[Saved entries]
————————
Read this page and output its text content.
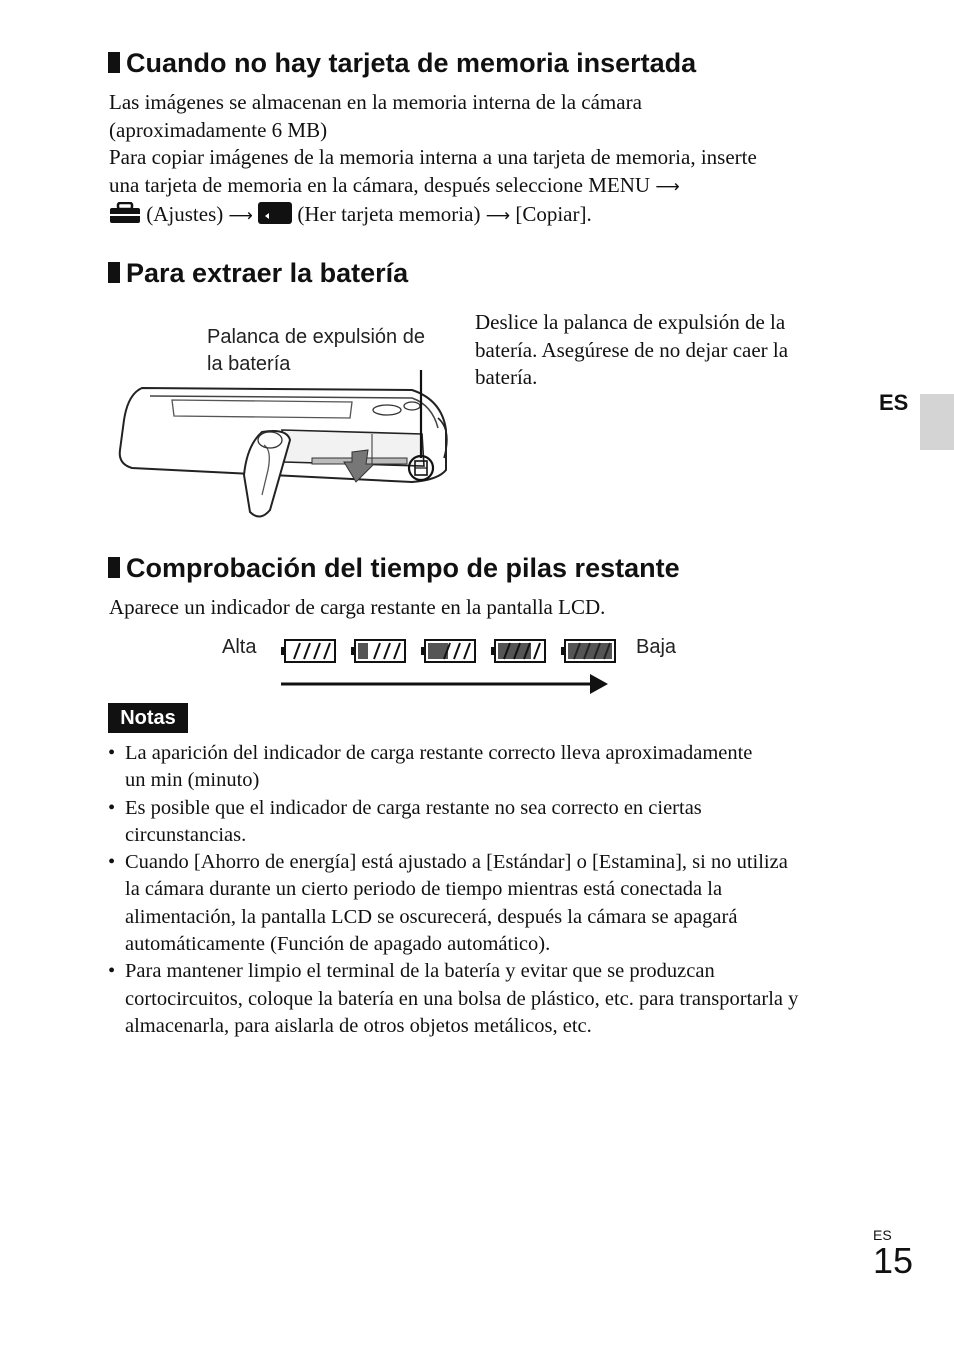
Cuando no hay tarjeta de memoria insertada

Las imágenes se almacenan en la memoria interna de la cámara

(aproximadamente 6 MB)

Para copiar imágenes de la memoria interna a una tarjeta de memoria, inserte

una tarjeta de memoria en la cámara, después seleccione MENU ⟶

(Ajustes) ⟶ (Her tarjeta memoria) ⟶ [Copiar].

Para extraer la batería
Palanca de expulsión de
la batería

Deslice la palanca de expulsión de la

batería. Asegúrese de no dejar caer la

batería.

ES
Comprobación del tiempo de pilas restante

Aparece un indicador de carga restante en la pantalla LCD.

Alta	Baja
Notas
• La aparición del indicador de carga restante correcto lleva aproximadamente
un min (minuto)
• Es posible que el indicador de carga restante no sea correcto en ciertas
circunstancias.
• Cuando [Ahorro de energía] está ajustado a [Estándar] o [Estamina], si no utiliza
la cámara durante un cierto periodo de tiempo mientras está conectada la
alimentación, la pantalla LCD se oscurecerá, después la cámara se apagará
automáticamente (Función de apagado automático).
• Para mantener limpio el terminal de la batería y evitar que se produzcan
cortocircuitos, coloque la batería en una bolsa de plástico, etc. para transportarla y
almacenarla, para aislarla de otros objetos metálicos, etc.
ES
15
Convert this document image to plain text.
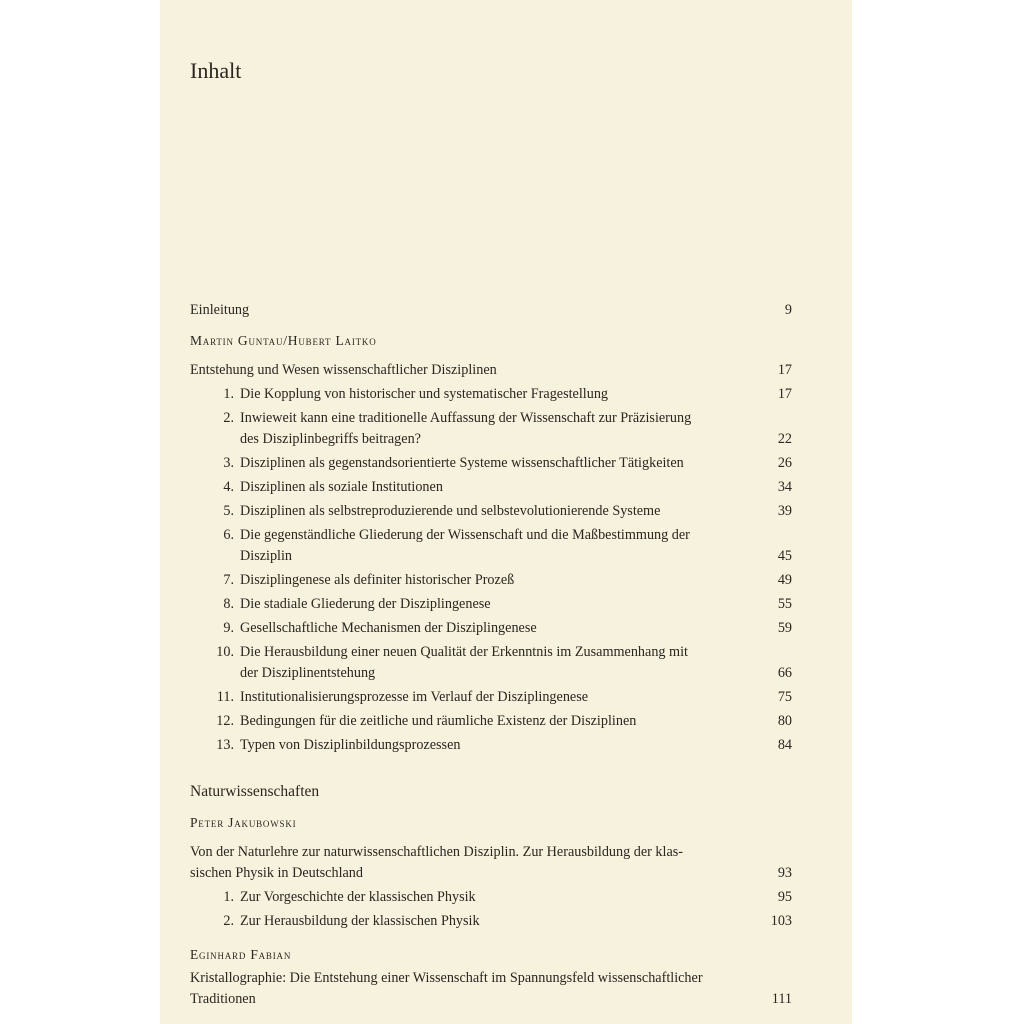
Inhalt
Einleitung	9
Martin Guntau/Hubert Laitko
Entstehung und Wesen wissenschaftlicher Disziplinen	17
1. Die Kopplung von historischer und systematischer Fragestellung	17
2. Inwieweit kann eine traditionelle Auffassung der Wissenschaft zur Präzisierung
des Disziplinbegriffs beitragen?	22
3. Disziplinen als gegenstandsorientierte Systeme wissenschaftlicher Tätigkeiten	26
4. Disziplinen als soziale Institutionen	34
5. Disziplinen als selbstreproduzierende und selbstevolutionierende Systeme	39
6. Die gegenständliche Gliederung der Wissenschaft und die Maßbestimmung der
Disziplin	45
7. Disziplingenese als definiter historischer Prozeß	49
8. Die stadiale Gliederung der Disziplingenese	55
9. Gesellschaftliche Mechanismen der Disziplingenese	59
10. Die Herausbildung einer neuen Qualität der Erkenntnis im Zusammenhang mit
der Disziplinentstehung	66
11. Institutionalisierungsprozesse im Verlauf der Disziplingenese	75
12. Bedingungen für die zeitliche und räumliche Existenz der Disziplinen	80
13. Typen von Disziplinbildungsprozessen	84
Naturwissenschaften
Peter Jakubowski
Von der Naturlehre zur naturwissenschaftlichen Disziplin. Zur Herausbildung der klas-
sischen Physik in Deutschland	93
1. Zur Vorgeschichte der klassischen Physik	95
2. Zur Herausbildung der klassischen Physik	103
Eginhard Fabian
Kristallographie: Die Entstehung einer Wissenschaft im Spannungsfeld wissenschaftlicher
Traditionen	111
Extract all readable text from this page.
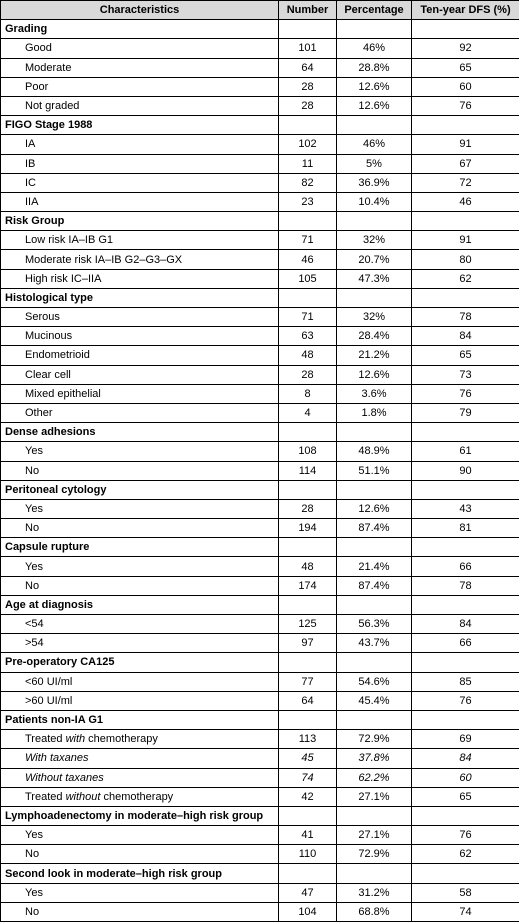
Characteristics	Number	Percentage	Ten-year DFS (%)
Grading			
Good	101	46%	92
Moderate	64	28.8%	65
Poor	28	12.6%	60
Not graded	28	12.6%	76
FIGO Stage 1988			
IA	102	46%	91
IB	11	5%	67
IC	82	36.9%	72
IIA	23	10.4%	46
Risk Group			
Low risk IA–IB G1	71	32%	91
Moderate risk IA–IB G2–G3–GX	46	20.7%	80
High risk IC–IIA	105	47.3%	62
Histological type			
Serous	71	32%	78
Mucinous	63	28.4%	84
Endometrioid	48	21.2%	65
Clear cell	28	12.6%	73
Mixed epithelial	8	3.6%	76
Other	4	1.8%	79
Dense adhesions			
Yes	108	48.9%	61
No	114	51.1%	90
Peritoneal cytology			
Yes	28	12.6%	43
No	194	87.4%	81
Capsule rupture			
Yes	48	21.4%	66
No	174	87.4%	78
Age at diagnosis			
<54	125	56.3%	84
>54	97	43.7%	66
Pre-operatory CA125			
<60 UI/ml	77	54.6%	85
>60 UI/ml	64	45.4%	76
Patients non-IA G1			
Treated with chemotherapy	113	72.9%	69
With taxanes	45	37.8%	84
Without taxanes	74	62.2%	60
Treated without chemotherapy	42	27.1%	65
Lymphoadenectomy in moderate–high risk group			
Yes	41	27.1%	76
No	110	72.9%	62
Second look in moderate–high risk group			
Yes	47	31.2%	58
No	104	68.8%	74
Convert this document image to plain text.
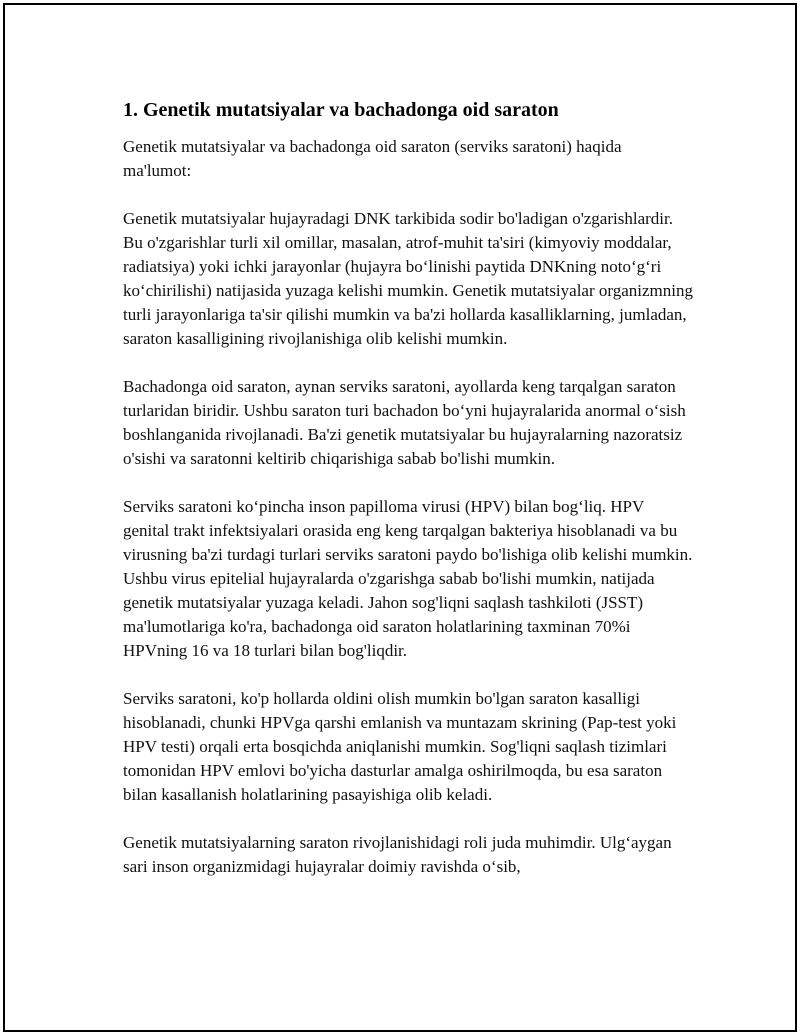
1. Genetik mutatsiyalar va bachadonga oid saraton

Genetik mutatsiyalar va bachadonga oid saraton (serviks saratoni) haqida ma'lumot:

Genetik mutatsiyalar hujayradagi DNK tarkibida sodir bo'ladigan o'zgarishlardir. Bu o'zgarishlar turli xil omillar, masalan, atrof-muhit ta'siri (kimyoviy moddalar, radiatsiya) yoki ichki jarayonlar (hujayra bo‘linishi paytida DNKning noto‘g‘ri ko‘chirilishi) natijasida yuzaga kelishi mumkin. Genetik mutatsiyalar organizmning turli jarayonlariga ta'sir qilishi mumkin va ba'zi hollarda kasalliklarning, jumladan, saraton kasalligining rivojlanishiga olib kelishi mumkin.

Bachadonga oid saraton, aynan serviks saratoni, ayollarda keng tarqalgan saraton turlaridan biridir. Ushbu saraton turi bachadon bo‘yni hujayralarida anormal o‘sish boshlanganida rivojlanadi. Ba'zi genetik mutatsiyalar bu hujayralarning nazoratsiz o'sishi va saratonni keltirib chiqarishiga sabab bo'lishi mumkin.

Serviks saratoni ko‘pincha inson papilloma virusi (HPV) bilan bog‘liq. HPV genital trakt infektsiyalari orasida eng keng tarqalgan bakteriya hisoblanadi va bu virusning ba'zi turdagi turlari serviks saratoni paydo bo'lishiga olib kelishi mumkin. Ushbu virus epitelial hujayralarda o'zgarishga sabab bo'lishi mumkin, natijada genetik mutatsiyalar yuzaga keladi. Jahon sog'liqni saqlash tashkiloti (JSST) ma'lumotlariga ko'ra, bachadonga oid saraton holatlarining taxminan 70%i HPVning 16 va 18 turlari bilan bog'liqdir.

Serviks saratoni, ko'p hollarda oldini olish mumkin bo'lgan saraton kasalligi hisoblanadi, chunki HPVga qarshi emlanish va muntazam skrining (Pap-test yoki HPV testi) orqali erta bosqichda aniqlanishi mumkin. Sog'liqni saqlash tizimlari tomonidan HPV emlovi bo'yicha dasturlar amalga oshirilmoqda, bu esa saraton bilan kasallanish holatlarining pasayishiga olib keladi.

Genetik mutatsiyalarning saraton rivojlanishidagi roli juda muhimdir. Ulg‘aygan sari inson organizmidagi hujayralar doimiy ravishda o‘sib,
————————
* [Exercise aim] The complete set of records should be written out again, pictures excluded.

* [Answer box]
Read this page and output its text content.
Cuando no hay tarjeta de memoria insertada

Las imágenes se almacenan en la memoria interna de la cámara

(aproximadamente 6 MB)

Para copiar imágenes de la memoria interna a una tarjeta de memoria, inserte

una tarjeta de memoria en la cámara, después seleccione MENU ⟶

(Ajustes) ⟶ (Her tarjeta memoria) ⟶ [Copiar].

Para extraer la batería
Palanca de expulsión de
la batería

Deslice la palanca de expulsión de la

batería. Asegúrese de no dejar caer la

batería.

ES
Comprobación del tiempo de pilas restante

Aparece un indicador de carga restante en la pantalla LCD.

Alta	Baja
Notas
• La aparición del indicador de carga restante correcto lleva aproximadamente
un min (minuto)
• Es posible que el indicador de carga restante no sea correcto en ciertas
circunstancias.
• Cuando [Ahorro de energía] está ajustado a [Estándar] o [Estamina], si no utiliza
la cámara durante un cierto periodo de tiempo mientras está conectada la
alimentación, la pantalla LCD se oscurecerá, después la cámara se apagará
automáticamente (Función de apagado automático).
• Para mantener limpio el terminal de la batería y evitar que se produzcan
cortocircuitos, coloque la batería en una bolsa de plástico, etc. para transportarla y
almacenarla, para aislarla de otros objetos metálicos, etc.
ES
15
Convert this document image to plain text.
Inhalt
Einleitung	9
Martin Guntau/Hubert Laitko
Entstehung und Wesen wissenschaftlicher Disziplinen	17
1. Die Kopplung von historischer und systematischer Fragestellung	17
2. Inwieweit kann eine traditionelle Auffassung der Wissenschaft zur Präzisierung
des Disziplinbegriffs beitragen?	22
3. Disziplinen als gegenstandsorientierte Systeme wissenschaftlicher Tätigkeiten	26
4. Disziplinen als soziale Institutionen	34
5. Disziplinen als selbstreproduzierende und selbstevolutionierende Systeme	39
6. Die gegenständliche Gliederung der Wissenschaft und die Maßbestimmung der
Disziplin	45
7. Disziplingenese als definiter historischer Prozeß	49
8. Die stadiale Gliederung der Disziplingenese	55
9. Gesellschaftliche Mechanismen der Disziplingenese	59
10. Die Herausbildung einer neuen Qualität der Erkenntnis im Zusammenhang mit
der Disziplinentstehung	66
11. Institutionalisierungsprozesse im Verlauf der Disziplingenese	75
12. Bedingungen für die zeitliche und räumliche Existenz der Disziplinen	80
13. Typen von Disziplinbildungsprozessen	84
Naturwissenschaften
Peter Jakubowski
Von der Naturlehre zur naturwissenschaftlichen Disziplin. Zur Herausbildung der klas-
sischen Physik in Deutschland	93
1. Zur Vorgeschichte der klassischen Physik	95
2. Zur Herausbildung der klassischen Physik	103
Eginhard Fabian
Kristallographie: Die Entstehung einer Wissenschaft im Spannungsfeld wissenschaftlicher
Traditionen	111
Extract all readable text from this page.
Characteristics	Number	Percentage	Ten-year DFS (%)
Grading			
Good	101	46%	92
Moderate	64	28.8%	65
Poor	28	12.6%	60
Not graded	28	12.6%	76
FIGO Stage 1988			
IA	102	46%	91
IB	11	5%	67
IC	82	36.9%	72
IIA	23	10.4%	46
Risk Group			
Low risk IA–IB G1	71	32%	91
Moderate risk IA–IB G2–G3–GX	46	20.7%	80
High risk IC–IIA	105	47.3%	62
Histological type			
Serous	71	32%	78
Mucinous	63	28.4%	84
Endometrioid	48	21.2%	65
Clear cell	28	12.6%	73
Mixed epithelial	8	3.6%	76
Other	4	1.8%	79
Dense adhesions			
Yes	108	48.9%	61
No	114	51.1%	90
Peritoneal cytology			
Yes	28	12.6%	43
No	194	87.4%	81
Capsule rupture			
Yes	48	21.4%	66
No	174	87.4%	78
Age at diagnosis			
<54	125	56.3%	84
>54	97	43.7%	66
Pre-operatory CA125			
<60 UI/ml	77	54.6%	85
>60 UI/ml	64	45.4%	76
Patients non-IA G1			
Treated with chemotherapy	113	72.9%	69
With taxanes	45	37.8%	84
Without taxanes	74	62.2%	60
Treated without chemotherapy	42	27.1%	65
Lymphoadenectomy in moderate–high risk group			
Yes	41	27.1%	76
No	110	72.9%	62
Second look in moderate–high risk group			
Yes	47	31.2%	58
No	104	68.8%	74
Convert this document image to plain text.
1. Genetik mutatsiyalar va bachadonga oid saraton

Genetik mutatsiyalar va bachadonga oid saraton (serviks saratoni) haqida ma'lumot:

Genetik mutatsiyalar hujayradagi DNK tarkibida sodir bo'ladigan o'zgarishlardir. Bu o'zgarishlar turli xil omillar, masalan, atrof-muhit ta'siri (kimyoviy moddalar, radiatsiya) yoki ichki jarayonlar (hujayra bo‘linishi paytida DNKning noto‘g‘ri ko‘chirilishi) natijasida yuzaga kelishi mumkin. Genetik mutatsiyalar organizmning turli jarayonlariga ta'sir qilishi mumkin va ba'zi hollarda kasalliklarning, jumladan, saraton kasalligining rivojlanishiga olib kelishi mumkin.

Bachadonga oid saraton, aynan serviks saratoni, ayollarda keng tarqalgan saraton turlaridan biridir. Ushbu saraton turi bachadon bo‘yni hujayralarida anormal o‘sish boshlanganida rivojlanadi. Ba'zi genetik mutatsiyalar bu hujayralarning nazoratsiz o'sishi va saratonni keltirib chiqarishiga sabab bo'lishi mumkin.

Serviks saratoni ko‘pincha inson papilloma virusi (HPV) bilan bog‘liq. HPV genital trakt infektsiyalari orasida eng keng tarqalgan bakteriya hisoblanadi va bu virusning ba'zi turdagi turlari serviks saratoni paydo bo'lishiga olib kelishi mumkin. Ushbu virus epitelial hujayralarda o'zgarishga sabab bo'lishi mumkin, natijada genetik mutatsiyalar yuzaga keladi. Jahon sog'liqni saqlash tashkiloti (JSST) ma'lumotlariga ko'ra, bachadonga oid saraton holatlarining taxminan 70%i HPVning 16 va 18 turlari bilan bog'liqdir.

Serviks saratoni, ko'p hollarda oldini olish mumkin bo'lgan saraton kasalligi hisoblanadi, chunki HPVga qarshi emlanish va muntazam skrining (Pap-test yoki HPV testi) orqali erta bosqichda aniqlanishi mumkin. Sog'liqni saqlash tizimlari tomonidan HPV emlovi bo'yicha dasturlar amalga oshirilmoqda, bu esa saraton bilan kasallanish holatlarining pasayishiga olib keladi.

Genetik mutatsiyalarning saraton rivojlanishidagi roli juda muhimdir. Ulg‘aygan sari inson organizmidagi hujayralar doimiy ravishda o‘sib,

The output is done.